====== Data provided

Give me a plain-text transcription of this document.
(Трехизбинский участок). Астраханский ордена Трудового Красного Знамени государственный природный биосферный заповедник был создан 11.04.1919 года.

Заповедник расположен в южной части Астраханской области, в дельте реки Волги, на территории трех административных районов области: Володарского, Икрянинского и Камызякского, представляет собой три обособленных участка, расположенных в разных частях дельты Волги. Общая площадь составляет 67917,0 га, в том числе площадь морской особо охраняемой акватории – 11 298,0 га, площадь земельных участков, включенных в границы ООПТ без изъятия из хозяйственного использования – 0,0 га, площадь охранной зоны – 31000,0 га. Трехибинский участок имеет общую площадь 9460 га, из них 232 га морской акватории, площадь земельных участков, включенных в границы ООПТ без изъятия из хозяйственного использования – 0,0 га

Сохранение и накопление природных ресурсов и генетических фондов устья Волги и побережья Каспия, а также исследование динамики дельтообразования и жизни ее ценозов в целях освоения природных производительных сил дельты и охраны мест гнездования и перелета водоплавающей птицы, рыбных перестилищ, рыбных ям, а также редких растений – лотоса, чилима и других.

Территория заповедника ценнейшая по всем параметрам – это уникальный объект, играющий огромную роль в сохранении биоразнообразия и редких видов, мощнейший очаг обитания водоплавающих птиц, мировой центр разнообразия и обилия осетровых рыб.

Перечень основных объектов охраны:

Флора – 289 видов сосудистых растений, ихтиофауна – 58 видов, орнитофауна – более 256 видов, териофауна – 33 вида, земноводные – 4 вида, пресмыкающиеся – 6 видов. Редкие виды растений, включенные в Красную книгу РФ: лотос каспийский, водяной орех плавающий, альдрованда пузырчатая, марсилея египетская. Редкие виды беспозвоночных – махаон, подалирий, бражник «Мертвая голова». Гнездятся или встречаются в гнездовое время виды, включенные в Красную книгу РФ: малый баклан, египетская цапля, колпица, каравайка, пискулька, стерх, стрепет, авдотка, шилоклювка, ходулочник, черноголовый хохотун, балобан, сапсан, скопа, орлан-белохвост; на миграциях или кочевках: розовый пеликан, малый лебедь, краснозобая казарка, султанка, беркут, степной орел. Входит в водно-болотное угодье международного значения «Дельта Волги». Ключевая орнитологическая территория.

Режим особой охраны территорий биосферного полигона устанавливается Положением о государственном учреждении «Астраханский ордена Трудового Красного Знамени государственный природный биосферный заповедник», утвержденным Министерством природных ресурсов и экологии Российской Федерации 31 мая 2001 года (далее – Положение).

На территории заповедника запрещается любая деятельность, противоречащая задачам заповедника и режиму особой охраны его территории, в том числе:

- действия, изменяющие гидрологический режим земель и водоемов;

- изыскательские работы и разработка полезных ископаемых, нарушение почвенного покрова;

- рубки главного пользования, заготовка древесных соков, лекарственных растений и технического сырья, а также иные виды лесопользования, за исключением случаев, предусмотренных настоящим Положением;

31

============

Work to complete
Repeat the material above in full, keeping every word.

Task solution
Give me a plain-text transcription of this document.
(Трехизбинский участок). Астраханский ордена Трудового Красного Знамени государственный природный биосферный заповедник был создан 11.04.1919 года.

Заповедник расположен в южной части Астраханской области, в дельте реки Волги, на территории трех административных районов области: Володарского, Икрянинского и Камызякского, представляет собой три обособленных участка, расположенных в разных частях дельты Волги. Общая площадь составляет 67917,0 га, в том числе площадь морской особо охраняемой акватории – 11 298,0 га, площадь земельных участков, включенных в границы ООПТ без изъятия из хозяйственного использования – 0,0 га, площадь охранной зоны – 31000,0 га. Трехибинский участок имеет общую площадь 9460 га, из них 232 га морской акватории, площадь земельных участков, включенных в границы ООПТ без изъятия из хозяйственного использования – 0,0 га

Сохранение и накопление природных ресурсов и генетических фондов устья Волги и побережья Каспия, а также исследование динамики дельтообразования и жизни ее ценозов в целях освоения природных производительных сил дельты и охраны мест гнездования и перелета водоплавающей птицы, рыбных перестилищ, рыбных ям, а также редких растений – лотоса, чилима и других.

Территория заповедника ценнейшая по всем параметрам – это уникальный объект, играющий огромную роль в сохранении биоразнообразия и редких видов, мощнейший очаг обитания водоплавающих птиц, мировой центр разнообразия и обилия осетровых рыб.

Перечень основных объектов охраны:

Флора – 289 видов сосудистых растений, ихтиофауна – 58 видов, орнитофауна – более 256 видов, териофауна – 33 вида, земноводные – 4 вида, пресмыкающиеся – 6 видов. Редкие виды растений, включенные в Красную книгу РФ: лотос каспийский, водяной орех плавающий, альдрованда пузырчатая, марсилея египетская. Редкие виды беспозвоночных – махаон, подалирий, бражник «Мертвая голова». Гнездятся или встречаются в гнездовое время виды, включенные в Красную книгу РФ: малый баклан, египетская цапля, колпица, каравайка, пискулька, стерх, стрепет, авдотка, шилоклювка, ходулочник, черноголовый хохотун, балобан, сапсан, скопа, орлан-белохвост; на миграциях или кочевках: розовый пеликан, малый лебедь, краснозобая казарка, султанка, беркут, степной орел. Входит в водно-болотное угодье международного значения «Дельта Волги». Ключевая орнитологическая территория.

Режим особой охраны территорий биосферного полигона устанавливается Положением о государственном учреждении «Астраханский ордена Трудового Красного Знамени государственный природный биосферный заповедник», утвержденным Министерством природных ресурсов и экологии Российской Федерации 31 мая 2001 года (далее – Положение).

На территории заповедника запрещается любая деятельность, противоречащая задачам заповедника и режиму особой охраны его территории, в том числе:

- действия, изменяющие гидрологический режим земель и водоемов;

- изыскательские работы и разработка полезных ископаемых, нарушение почвенного покрова;

- рубки главного пользования, заготовка древесных соков, лекарственных растений и технического сырья, а также иные виды лесопользования, за исключением случаев, предусмотренных настоящим Положением;

31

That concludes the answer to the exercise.